Task brief: Which lines have the string "Staff"? Copy all of them from the entries below.

Data for the task:
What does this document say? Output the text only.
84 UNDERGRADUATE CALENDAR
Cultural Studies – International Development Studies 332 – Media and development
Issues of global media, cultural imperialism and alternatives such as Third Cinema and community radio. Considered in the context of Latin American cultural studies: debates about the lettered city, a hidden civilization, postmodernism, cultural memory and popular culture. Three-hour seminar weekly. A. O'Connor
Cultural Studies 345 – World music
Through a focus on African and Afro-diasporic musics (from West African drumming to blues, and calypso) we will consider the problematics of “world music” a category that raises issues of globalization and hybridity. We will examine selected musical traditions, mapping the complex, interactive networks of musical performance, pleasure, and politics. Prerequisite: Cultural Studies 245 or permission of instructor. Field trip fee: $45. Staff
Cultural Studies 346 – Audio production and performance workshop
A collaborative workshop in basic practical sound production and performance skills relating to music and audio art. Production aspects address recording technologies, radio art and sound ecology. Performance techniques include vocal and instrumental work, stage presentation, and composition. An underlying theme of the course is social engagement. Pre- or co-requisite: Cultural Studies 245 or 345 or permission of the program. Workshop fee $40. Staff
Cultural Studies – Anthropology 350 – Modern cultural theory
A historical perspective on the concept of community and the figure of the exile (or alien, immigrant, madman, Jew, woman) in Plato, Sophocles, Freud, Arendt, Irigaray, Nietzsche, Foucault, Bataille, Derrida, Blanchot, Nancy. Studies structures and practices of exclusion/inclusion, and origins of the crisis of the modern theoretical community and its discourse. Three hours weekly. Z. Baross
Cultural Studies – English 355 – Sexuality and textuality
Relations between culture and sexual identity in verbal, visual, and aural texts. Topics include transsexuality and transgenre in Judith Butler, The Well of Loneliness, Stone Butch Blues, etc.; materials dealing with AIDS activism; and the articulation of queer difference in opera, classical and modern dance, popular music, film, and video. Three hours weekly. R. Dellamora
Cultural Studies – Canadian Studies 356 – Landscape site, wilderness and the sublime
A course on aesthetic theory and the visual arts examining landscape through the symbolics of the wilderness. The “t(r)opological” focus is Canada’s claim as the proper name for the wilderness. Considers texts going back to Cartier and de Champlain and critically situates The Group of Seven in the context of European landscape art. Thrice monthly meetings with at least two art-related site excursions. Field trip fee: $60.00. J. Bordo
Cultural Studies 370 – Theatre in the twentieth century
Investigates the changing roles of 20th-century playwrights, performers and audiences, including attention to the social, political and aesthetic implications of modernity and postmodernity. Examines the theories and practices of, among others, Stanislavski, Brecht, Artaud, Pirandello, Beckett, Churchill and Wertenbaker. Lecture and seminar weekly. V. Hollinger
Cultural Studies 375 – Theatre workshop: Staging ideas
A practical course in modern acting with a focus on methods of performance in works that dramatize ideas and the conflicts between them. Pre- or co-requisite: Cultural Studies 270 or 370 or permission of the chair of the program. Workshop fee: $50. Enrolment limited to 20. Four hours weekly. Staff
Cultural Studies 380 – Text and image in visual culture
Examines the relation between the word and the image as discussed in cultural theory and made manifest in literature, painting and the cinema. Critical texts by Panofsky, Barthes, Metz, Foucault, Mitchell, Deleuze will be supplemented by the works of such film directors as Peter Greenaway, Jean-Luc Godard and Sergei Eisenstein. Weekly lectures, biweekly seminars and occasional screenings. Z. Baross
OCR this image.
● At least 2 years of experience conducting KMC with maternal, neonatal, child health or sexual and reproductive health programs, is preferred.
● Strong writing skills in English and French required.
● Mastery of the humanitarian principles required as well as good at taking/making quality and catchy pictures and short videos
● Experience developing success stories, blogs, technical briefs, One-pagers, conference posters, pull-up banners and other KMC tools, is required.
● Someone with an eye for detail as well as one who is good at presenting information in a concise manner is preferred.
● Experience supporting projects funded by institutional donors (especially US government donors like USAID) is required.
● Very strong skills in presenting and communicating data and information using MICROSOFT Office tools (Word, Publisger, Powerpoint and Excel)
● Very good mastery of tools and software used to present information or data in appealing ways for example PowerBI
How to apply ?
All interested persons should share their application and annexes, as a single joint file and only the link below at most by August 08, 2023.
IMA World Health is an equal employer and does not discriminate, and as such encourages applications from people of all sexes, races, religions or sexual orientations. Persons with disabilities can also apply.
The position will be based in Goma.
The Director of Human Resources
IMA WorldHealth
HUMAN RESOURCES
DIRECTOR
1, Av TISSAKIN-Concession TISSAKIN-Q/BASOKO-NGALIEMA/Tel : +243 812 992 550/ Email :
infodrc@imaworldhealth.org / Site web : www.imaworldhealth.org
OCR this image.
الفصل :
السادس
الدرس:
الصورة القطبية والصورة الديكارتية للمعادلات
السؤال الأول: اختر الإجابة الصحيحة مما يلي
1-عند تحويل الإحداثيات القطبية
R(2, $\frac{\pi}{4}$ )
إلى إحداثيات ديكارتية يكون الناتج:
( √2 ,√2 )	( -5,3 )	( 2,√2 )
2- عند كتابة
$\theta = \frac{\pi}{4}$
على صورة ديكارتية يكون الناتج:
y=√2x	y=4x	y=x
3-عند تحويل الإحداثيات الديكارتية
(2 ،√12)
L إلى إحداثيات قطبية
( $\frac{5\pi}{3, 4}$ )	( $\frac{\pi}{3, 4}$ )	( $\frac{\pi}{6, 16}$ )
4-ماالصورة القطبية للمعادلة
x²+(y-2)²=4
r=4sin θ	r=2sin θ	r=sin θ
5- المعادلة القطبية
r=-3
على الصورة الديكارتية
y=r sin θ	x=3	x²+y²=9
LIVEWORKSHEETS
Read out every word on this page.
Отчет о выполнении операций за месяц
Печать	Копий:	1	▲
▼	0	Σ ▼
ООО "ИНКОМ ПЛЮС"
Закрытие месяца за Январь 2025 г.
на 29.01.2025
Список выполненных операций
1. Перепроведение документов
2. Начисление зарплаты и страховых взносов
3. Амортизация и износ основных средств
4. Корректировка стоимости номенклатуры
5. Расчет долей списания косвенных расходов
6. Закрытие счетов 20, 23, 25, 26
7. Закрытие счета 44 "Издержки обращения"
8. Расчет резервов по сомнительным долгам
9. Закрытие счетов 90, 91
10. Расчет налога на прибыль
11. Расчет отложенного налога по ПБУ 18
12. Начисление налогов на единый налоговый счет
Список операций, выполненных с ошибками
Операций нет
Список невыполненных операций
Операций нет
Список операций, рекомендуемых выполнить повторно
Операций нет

Written answer:
Through a focus on African and Afro-diasporic musics (from West African drumming to blues, and calypso) we will consider the problematics of “world music” a category that raises issues of globalization and hybridity. We will examine selected musical traditions, mapping the complex, interactive networks of musical performance, pleasure, and politics. Prerequisite: Cultural Studies 245 or permission of instructor. Field trip fee: $45. Staff
A collaborative workshop in basic practical sound production and performance skills relating to music and audio art. Production aspects address recording technologies, radio art and sound ecology. Performance techniques include vocal and instrumental work, stage presentation, and composition. An underlying theme of the course is social engagement. Pre- or co-requisite: Cultural Studies 245 or 345 or permission of the program. Workshop fee $40. Staff
A practical course in modern acting with a focus on methods of performance in works that dramatize ideas and the conflicts between them. Pre- or co-requisite: Cultural Studies 270 or 370 or permission of the chair of the program. Workshop fee: $50. Enrolment limited to 20. Four hours weekly. Staff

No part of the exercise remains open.